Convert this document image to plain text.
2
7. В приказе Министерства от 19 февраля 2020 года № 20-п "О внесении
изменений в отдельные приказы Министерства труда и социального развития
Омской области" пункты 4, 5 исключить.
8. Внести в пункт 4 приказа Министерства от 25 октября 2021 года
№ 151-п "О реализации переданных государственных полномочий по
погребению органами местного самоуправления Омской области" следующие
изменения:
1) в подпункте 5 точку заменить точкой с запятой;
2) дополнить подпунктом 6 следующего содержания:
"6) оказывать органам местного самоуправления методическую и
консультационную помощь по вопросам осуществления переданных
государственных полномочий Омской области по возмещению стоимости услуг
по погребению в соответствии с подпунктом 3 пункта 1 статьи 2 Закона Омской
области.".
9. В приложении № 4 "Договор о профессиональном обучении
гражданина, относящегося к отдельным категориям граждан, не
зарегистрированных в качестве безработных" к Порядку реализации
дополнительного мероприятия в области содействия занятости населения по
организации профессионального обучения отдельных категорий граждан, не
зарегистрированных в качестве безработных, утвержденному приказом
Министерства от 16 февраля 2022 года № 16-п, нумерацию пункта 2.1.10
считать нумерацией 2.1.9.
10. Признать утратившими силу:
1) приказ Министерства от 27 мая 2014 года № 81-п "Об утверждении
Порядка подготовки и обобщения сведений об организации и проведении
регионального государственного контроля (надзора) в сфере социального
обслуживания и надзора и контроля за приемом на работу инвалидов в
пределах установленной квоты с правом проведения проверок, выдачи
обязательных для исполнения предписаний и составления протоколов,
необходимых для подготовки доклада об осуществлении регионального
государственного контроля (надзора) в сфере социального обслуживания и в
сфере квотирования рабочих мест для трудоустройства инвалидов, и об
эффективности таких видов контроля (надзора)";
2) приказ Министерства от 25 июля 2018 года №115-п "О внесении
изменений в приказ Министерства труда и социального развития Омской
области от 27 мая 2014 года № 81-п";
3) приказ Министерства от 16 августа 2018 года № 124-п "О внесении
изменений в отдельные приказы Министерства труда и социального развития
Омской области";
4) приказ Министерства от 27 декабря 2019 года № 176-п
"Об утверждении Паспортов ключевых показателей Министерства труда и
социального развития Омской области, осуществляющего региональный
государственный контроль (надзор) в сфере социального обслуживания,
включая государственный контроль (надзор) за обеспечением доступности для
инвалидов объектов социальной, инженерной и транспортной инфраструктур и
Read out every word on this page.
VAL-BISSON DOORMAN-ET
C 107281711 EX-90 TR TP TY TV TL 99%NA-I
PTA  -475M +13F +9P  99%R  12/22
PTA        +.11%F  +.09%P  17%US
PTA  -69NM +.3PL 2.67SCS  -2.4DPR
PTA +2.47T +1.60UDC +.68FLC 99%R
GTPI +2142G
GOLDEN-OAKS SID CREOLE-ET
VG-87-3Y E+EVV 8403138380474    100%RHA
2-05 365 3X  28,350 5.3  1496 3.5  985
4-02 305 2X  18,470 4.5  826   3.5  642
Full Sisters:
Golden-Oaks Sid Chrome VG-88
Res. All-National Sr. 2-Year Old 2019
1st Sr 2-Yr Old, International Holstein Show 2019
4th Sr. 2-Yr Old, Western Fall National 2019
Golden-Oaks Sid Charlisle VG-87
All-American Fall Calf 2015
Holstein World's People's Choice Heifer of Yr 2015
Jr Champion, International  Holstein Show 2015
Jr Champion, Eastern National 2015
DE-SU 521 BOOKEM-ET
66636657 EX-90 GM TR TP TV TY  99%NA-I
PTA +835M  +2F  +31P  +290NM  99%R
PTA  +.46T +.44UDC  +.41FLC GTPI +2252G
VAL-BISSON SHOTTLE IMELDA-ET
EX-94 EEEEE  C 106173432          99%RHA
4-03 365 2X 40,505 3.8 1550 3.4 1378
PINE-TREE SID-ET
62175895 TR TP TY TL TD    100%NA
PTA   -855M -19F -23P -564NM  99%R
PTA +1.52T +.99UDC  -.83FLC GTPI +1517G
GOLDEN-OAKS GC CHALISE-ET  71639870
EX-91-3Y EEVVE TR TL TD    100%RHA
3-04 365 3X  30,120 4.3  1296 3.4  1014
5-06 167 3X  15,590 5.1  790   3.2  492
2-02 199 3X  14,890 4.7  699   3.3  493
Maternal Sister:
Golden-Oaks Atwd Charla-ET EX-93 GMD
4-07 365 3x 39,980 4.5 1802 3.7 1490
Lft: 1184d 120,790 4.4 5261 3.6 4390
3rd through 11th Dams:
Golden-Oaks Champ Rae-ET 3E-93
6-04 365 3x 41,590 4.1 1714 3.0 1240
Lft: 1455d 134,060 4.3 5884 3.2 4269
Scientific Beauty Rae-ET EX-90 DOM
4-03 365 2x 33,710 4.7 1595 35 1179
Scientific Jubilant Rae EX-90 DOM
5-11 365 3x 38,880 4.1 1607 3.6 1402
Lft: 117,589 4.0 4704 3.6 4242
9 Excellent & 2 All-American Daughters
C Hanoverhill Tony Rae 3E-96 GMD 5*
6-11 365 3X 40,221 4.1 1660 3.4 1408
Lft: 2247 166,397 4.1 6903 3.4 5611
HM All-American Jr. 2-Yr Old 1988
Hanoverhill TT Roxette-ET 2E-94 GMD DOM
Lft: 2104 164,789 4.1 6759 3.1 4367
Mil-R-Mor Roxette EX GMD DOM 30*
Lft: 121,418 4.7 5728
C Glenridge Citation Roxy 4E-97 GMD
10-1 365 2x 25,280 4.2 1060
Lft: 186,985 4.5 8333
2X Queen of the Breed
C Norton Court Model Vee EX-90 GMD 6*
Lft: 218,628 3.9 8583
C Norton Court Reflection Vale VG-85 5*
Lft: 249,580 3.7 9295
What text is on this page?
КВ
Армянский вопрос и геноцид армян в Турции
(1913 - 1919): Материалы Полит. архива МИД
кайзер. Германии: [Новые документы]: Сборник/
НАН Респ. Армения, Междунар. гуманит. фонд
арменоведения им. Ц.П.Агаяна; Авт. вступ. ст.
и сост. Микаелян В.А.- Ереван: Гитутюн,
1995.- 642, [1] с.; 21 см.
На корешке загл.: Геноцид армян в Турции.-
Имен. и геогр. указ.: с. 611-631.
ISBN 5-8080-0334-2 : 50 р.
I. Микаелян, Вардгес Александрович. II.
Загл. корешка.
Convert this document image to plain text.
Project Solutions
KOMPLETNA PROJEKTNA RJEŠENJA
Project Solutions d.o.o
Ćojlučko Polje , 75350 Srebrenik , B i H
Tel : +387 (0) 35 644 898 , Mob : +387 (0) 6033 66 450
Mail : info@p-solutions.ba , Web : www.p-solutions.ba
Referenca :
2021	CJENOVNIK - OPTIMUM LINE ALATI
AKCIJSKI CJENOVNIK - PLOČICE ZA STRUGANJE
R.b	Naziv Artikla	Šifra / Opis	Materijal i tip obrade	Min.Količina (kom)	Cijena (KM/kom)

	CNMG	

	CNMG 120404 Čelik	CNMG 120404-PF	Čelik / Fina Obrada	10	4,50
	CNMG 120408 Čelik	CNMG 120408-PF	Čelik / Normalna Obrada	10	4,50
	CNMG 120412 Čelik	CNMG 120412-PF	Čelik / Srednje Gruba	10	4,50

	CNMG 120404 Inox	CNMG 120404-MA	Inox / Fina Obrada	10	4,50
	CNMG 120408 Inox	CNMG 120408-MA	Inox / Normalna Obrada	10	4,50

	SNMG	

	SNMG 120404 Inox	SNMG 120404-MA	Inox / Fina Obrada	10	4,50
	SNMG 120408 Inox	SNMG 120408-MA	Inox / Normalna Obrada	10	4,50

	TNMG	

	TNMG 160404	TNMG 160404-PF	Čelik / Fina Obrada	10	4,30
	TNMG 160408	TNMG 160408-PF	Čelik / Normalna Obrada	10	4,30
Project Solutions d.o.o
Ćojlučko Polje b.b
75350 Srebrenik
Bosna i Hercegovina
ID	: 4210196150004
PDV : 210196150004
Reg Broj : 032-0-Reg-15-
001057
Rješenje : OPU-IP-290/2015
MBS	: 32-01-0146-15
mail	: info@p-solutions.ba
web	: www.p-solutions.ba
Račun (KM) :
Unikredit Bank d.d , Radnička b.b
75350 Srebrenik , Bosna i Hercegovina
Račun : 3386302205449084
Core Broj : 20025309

* * * * * * *

TASK GOAL. Only the lines from the one that contains "What text is on this page?" to the end of the data should be output, exactly as they appear.

THE ANSWER.
What text is on this page?
КВ
Армянский вопрос и геноцид армян в Турции
(1913 - 1919): Материалы Полит. архива МИД
кайзер. Германии: [Новые документы]: Сборник/
НАН Респ. Армения, Междунар. гуманит. фонд
арменоведения им. Ц.П.Агаяна; Авт. вступ. ст.
и сост. Микаелян В.А.- Ереван: Гитутюн,
1995.- 642, [1] с.; 21 см.
На корешке загл.: Геноцид армян в Турции.-
Имен. и геогр. указ.: с. 611-631.
ISBN 5-8080-0334-2 : 50 р.
I. Микаелян, Вардгес Александрович. II.
Загл. корешка.
Convert this document image to plain text.
Project Solutions
KOMPLETNA PROJEKTNA RJEŠENJA
Project Solutions d.o.o
Ćojlučko Polje , 75350 Srebrenik , B i H
Tel : +387 (0) 35 644 898 , Mob : +387 (0) 6033 66 450
Mail : info@p-solutions.ba , Web : www.p-solutions.ba
Referenca :
2021	CJENOVNIK - OPTIMUM LINE ALATI
AKCIJSKI CJENOVNIK - PLOČICE ZA STRUGANJE
R.b	Naziv Artikla	Šifra / Opis	Materijal i tip obrade	Min.Količina (kom)	Cijena (KM/kom)

	CNMG	

	CNMG 120404 Čelik	CNMG 120404-PF	Čelik / Fina Obrada	10	4,50
	CNMG 120408 Čelik	CNMG 120408-PF	Čelik / Normalna Obrada	10	4,50
	CNMG 120412 Čelik	CNMG 120412-PF	Čelik / Srednje Gruba	10	4,50

	CNMG 120404 Inox	CNMG 120404-MA	Inox / Fina Obrada	10	4,50
	CNMG 120408 Inox	CNMG 120408-MA	Inox / Normalna Obrada	10	4,50

	SNMG	

	SNMG 120404 Inox	SNMG 120404-MA	Inox / Fina Obrada	10	4,50
	SNMG 120408 Inox	SNMG 120408-MA	Inox / Normalna Obrada	10	4,50

	TNMG	

	TNMG 160404	TNMG 160404-PF	Čelik / Fina Obrada	10	4,30
	TNMG 160408	TNMG 160408-PF	Čelik / Normalna Obrada	10	4,30
Project Solutions d.o.o
Ćojlučko Polje b.b
75350 Srebrenik
Bosna i Hercegovina
ID	: 4210196150004
PDV : 210196150004
Reg Broj : 032-0-Reg-15-
001057
Rješenje : OPU-IP-290/2015
MBS	: 32-01-0146-15
mail	: info@p-solutions.ba
web	: www.p-solutions.ba
Račun (KM) :
Unikredit Bank d.d , Radnička b.b
75350 Srebrenik , Bosna i Hercegovina
Račun : 3386302205449084
Core Broj : 20025309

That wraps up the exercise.